--- Problem requirements ---
Your answer should be a single number: the count of lines holding the word "tarixiy".

--- Information supplied ---
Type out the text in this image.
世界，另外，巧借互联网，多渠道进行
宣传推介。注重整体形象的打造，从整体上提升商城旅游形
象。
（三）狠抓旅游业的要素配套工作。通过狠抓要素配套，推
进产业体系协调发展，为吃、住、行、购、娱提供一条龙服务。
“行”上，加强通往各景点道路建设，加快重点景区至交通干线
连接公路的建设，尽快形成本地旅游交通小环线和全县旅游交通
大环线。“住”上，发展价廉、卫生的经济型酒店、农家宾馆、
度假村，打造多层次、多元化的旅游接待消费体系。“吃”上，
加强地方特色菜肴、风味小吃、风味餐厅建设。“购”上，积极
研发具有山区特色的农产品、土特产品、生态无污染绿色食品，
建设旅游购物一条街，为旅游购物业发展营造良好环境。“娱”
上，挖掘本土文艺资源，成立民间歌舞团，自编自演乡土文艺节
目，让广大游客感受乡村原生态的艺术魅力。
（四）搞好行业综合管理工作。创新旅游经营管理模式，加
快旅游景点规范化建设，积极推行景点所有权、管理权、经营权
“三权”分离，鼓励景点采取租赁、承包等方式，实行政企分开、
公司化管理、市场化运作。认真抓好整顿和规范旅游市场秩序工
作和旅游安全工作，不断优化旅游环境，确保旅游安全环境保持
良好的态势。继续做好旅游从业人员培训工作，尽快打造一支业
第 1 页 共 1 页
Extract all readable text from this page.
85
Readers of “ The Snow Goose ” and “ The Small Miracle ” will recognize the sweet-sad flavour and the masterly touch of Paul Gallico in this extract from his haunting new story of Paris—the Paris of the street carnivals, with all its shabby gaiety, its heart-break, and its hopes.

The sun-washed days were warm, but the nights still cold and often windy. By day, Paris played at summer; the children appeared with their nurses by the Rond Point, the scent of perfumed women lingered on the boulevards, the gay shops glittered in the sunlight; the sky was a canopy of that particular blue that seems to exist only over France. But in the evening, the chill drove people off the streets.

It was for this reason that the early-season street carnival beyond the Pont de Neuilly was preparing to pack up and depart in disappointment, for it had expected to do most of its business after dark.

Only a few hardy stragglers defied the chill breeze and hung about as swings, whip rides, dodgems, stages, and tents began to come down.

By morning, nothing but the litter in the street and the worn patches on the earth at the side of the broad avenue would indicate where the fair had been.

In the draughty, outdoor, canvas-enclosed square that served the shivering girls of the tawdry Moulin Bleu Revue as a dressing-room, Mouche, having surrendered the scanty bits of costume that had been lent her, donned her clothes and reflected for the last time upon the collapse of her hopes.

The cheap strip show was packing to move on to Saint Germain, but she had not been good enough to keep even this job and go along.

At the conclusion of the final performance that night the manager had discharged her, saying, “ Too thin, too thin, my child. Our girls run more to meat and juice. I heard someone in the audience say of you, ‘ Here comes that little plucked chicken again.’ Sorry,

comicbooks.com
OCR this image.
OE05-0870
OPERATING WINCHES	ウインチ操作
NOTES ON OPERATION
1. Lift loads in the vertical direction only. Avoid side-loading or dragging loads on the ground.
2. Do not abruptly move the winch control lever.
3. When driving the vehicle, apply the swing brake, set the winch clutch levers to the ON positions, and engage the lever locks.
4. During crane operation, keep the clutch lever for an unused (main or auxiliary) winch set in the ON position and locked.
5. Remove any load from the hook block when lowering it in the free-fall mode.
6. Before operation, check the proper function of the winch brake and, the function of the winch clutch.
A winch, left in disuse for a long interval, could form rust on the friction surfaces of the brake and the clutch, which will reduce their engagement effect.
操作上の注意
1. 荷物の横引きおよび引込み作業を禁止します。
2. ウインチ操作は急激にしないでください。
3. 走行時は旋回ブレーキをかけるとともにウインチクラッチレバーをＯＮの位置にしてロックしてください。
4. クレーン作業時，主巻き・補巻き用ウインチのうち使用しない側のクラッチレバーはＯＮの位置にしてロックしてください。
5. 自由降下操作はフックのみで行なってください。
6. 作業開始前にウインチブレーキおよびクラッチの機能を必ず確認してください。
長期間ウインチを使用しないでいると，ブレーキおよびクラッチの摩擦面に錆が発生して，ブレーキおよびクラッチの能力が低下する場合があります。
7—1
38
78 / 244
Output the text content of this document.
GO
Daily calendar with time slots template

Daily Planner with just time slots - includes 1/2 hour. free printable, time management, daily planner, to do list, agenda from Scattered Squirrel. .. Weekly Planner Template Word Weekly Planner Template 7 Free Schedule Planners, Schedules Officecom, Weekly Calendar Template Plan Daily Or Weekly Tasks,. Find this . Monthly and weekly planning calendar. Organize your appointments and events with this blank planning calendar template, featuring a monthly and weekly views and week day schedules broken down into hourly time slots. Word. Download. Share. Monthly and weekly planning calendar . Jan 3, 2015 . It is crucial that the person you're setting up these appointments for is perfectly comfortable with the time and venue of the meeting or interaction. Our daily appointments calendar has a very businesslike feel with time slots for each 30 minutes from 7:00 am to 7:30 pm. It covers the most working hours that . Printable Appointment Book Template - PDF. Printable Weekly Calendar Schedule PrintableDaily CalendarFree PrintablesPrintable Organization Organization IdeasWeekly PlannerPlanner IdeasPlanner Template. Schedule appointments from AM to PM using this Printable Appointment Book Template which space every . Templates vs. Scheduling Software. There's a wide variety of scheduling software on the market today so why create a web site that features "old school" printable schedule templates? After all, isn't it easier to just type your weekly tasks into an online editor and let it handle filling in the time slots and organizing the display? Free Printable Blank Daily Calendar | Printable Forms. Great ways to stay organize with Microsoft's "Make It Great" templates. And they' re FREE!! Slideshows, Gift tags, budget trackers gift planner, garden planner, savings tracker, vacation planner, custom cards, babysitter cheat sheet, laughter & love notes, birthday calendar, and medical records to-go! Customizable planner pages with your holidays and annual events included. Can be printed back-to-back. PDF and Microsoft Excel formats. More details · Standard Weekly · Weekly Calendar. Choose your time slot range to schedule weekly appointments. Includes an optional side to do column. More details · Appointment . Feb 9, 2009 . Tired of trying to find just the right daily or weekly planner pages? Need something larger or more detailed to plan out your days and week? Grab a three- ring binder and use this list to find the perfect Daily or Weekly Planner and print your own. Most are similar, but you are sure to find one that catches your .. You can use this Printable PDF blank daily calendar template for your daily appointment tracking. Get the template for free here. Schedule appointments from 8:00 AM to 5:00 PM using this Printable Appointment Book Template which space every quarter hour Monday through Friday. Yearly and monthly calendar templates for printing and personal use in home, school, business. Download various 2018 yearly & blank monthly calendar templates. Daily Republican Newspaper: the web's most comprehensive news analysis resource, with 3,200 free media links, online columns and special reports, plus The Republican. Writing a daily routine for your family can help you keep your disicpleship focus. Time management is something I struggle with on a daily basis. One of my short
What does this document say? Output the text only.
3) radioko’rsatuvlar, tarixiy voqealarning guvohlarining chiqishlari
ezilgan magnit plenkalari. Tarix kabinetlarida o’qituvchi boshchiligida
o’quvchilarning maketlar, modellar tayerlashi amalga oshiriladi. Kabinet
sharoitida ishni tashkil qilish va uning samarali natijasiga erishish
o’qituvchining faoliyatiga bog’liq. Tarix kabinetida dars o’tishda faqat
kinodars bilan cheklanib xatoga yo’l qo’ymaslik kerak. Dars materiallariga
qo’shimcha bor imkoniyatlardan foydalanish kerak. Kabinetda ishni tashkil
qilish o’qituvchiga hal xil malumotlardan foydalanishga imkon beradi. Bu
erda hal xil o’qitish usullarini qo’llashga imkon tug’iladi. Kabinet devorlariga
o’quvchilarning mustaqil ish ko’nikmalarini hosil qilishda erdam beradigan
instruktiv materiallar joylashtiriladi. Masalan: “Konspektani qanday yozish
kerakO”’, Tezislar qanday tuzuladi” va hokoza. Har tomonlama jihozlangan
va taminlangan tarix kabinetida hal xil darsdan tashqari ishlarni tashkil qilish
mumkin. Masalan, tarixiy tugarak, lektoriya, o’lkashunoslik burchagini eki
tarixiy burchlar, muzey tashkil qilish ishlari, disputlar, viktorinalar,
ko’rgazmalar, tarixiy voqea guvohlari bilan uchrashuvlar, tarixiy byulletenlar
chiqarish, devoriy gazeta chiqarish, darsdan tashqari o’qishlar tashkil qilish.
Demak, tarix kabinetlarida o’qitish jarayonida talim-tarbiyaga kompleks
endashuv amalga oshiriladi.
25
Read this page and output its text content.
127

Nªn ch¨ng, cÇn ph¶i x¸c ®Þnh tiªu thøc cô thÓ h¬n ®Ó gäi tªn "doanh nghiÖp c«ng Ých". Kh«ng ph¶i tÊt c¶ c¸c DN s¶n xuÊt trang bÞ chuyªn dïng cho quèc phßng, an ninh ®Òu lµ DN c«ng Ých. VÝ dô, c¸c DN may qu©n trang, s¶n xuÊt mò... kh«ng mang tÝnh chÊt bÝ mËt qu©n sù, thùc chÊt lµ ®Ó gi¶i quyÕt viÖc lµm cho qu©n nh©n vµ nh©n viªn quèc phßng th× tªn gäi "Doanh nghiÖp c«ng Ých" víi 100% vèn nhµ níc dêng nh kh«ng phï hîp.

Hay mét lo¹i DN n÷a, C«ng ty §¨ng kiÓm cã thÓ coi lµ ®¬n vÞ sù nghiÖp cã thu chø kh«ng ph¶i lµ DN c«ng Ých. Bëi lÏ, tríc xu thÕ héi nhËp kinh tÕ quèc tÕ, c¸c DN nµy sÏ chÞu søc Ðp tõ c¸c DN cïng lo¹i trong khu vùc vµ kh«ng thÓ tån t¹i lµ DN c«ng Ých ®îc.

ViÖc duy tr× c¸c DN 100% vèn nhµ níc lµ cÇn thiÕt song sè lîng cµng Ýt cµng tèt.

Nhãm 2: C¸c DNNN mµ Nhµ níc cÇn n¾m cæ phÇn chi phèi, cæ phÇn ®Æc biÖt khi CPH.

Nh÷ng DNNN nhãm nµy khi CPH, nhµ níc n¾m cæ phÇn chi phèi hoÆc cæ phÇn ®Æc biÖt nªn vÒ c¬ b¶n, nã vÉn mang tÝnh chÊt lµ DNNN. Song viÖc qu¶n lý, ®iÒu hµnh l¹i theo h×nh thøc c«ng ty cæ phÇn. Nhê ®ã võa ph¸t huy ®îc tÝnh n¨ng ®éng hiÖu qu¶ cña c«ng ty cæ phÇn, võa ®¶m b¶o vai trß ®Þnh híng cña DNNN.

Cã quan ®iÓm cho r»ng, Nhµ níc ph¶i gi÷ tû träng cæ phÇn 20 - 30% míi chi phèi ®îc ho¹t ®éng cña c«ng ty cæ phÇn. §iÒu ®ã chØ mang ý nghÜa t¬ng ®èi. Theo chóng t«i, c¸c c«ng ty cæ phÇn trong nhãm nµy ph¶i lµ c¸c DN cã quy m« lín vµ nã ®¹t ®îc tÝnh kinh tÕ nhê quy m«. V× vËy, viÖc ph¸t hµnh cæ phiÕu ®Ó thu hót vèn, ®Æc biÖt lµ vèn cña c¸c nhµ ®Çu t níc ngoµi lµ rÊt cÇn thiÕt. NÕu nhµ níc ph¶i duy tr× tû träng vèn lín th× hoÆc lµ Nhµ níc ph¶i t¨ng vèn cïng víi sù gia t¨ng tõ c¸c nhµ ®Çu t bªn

--- Reply ---
4